**Written problem:**
Every entry here needs to be repeated exactly.

┄┄┄┄┄┄┄┄┄┄

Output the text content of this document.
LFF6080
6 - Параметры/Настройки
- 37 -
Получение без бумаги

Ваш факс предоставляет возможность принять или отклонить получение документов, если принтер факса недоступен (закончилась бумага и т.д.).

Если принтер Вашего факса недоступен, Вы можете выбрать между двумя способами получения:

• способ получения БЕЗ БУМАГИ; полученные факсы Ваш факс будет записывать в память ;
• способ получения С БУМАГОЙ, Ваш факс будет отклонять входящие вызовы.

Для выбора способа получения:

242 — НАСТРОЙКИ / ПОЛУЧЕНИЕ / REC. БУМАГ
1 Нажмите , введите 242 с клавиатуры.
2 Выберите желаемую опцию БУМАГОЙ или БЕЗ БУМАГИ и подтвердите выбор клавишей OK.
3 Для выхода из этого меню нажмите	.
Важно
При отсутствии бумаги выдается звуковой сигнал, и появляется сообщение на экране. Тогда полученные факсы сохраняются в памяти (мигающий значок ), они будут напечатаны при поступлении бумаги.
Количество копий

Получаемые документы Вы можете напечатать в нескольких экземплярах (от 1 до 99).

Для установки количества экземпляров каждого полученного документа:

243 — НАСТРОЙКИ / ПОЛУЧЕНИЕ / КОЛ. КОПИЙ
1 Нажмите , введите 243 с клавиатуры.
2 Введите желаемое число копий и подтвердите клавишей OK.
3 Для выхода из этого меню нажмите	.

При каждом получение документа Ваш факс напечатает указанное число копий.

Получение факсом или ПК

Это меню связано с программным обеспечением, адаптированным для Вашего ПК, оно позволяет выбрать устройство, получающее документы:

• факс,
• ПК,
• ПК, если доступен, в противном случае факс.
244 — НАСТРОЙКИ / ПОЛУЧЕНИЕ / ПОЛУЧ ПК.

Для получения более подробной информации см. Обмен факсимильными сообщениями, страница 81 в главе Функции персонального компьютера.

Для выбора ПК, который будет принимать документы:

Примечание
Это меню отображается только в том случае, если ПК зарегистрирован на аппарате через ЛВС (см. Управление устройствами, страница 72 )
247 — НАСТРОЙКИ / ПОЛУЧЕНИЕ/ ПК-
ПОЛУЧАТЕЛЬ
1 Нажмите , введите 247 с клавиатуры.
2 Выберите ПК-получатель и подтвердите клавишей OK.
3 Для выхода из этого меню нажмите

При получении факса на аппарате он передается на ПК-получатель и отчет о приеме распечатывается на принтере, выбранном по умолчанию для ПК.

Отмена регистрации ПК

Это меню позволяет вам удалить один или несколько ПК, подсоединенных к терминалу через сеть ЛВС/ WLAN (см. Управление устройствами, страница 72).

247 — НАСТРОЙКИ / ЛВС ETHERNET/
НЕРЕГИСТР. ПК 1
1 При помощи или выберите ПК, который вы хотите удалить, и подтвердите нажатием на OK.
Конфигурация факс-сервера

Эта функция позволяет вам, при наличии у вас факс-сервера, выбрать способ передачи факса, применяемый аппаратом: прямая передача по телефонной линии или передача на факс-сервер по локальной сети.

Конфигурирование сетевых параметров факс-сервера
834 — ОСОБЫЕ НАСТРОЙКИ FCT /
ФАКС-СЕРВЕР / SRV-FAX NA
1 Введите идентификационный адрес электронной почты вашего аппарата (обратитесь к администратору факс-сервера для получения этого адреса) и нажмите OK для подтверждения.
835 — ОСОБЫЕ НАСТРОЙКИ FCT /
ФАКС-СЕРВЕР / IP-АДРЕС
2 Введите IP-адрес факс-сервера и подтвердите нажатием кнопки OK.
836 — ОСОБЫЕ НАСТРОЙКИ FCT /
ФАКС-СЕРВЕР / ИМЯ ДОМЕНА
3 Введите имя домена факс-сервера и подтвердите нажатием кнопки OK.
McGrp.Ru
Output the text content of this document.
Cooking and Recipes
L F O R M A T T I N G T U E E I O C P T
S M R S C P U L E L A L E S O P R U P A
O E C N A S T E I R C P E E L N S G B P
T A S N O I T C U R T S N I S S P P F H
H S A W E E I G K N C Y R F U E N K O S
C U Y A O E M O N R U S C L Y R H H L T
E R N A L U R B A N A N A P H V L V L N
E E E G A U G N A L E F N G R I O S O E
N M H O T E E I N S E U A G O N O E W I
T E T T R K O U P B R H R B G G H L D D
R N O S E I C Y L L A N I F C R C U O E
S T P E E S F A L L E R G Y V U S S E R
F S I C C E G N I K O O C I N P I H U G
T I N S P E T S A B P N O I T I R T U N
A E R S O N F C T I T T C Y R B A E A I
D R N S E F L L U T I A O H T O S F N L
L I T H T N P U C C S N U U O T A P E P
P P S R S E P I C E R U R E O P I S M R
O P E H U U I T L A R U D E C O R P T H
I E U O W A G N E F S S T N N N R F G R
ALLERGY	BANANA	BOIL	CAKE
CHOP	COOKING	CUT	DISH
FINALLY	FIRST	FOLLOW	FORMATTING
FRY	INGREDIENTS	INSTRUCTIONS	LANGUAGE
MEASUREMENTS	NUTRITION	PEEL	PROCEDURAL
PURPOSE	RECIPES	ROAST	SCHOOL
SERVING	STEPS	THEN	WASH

┄┄┄┄┄┄┄┄┄┄

**The reply:**
Output the text content of this document.
LFF6080
6 - Параметры/Настройки
- 37 -
Получение без бумаги

Ваш факс предоставляет возможность принять или отклонить получение документов, если принтер факса недоступен (закончилась бумага и т.д.).

Если принтер Вашего факса недоступен, Вы можете выбрать между двумя способами получения:

• способ получения БЕЗ БУМАГИ; полученные факсы Ваш факс будет записывать в память ;
• способ получения С БУМАГОЙ, Ваш факс будет отклонять входящие вызовы.

Для выбора способа получения:

242 — НАСТРОЙКИ / ПОЛУЧЕНИЕ / REC. БУМАГ
1 Нажмите , введите 242 с клавиатуры.
2 Выберите желаемую опцию БУМАГОЙ или БЕЗ БУМАГИ и подтвердите выбор клавишей OK.
3 Для выхода из этого меню нажмите	.
Важно
При отсутствии бумаги выдается звуковой сигнал, и появляется сообщение на экране. Тогда полученные факсы сохраняются в памяти (мигающий значок ), они будут напечатаны при поступлении бумаги.
Количество копий

Получаемые документы Вы можете напечатать в нескольких экземплярах (от 1 до 99).

Для установки количества экземпляров каждого полученного документа:

243 — НАСТРОЙКИ / ПОЛУЧЕНИЕ / КОЛ. КОПИЙ
1 Нажмите , введите 243 с клавиатуры.
2 Введите желаемое число копий и подтвердите клавишей OK.
3 Для выхода из этого меню нажмите	.

При каждом получение документа Ваш факс напечатает указанное число копий.

Получение факсом или ПК

Это меню связано с программным обеспечением, адаптированным для Вашего ПК, оно позволяет выбрать устройство, получающее документы:

• факс,
• ПК,
• ПК, если доступен, в противном случае факс.
244 — НАСТРОЙКИ / ПОЛУЧЕНИЕ / ПОЛУЧ ПК.

Для получения более подробной информации см. Обмен факсимильными сообщениями, страница 81 в главе Функции персонального компьютера.

Для выбора ПК, который будет принимать документы:

Примечание
Это меню отображается только в том случае, если ПК зарегистрирован на аппарате через ЛВС (см. Управление устройствами, страница 72 )
247 — НАСТРОЙКИ / ПОЛУЧЕНИЕ/ ПК-
ПОЛУЧАТЕЛЬ
1 Нажмите , введите 247 с клавиатуры.
2 Выберите ПК-получатель и подтвердите клавишей OK.
3 Для выхода из этого меню нажмите

При получении факса на аппарате он передается на ПК-получатель и отчет о приеме распечатывается на принтере, выбранном по умолчанию для ПК.

Отмена регистрации ПК

Это меню позволяет вам удалить один или несколько ПК, подсоединенных к терминалу через сеть ЛВС/ WLAN (см. Управление устройствами, страница 72).

247 — НАСТРОЙКИ / ЛВС ETHERNET/
НЕРЕГИСТР. ПК 1
1 При помощи или выберите ПК, который вы хотите удалить, и подтвердите нажатием на OK.
Конфигурация факс-сервера

Эта функция позволяет вам, при наличии у вас факс-сервера, выбрать способ передачи факса, применяемый аппаратом: прямая передача по телефонной линии или передача на факс-сервер по локальной сети.

Конфигурирование сетевых параметров факс-сервера
834 — ОСОБЫЕ НАСТРОЙКИ FCT /
ФАКС-СЕРВЕР / SRV-FAX NA
1 Введите идентификационный адрес электронной почты вашего аппарата (обратитесь к администратору факс-сервера для получения этого адреса) и нажмите OK для подтверждения.
835 — ОСОБЫЕ НАСТРОЙКИ FCT /
ФАКС-СЕРВЕР / IP-АДРЕС
2 Введите IP-адрес факс-сервера и подтвердите нажатием кнопки OK.
836 — ОСОБЫЕ НАСТРОЙКИ FCT /
ФАКС-СЕРВЕР / ИМЯ ДОМЕНА
3 Введите имя домена факс-сервера и подтвердите нажатием кнопки OK.
McGrp.Ru
Output the text content of this document.
Cooking and Recipes
L F O R M A T T I N G T U E E I O C P T
S M R S C P U L E L A L E S O P R U P A
O E C N A S T E I R C P E E L N S G B P
T A S N O I T C U R T S N I S S P P F H
H S A W E E I G K N C Y R F U E N K O S
C U Y A O E M O N R U S C L Y R H H L T
E R N A L U R B A N A N A P H V L V L N
E E E G A U G N A L E F N G R I O S O E
N M H O T E E I N S E U A G O N O E W I
T E T T R K O U P B R H R B G G H L D D
R N O S E I C Y L L A N I F C R C U O E
S T P E E S F A L L E R G Y V U S S E R
F S I C C E G N I K O O C I N P I H U G
T I N S P E T S A B P N O I T I R T U N
A E R S O N F C T I T T C Y R B A E A I
D R N S E F L L U T I A O H T O S F N L
L I T H T N P U C C S N U U O T A P E P
P P S R S E P I C E R U R E O P I S M R
O P E H U U I T L A R U D E C O R P T H
I E U O W A G N E F S S T N N N R F G R
ALLERGY	BANANA	BOIL	CAKE
CHOP	COOKING	CUT	DISH
FINALLY	FIRST	FOLLOW	FORMATTING
FRY	INGREDIENTS	INSTRUCTIONS	LANGUAGE
MEASUREMENTS	NUTRITION	PEEL	PROCEDURAL
PURPOSE	RECIPES	ROAST	SCHOOL
SERVING	STEPS	THEN	WASH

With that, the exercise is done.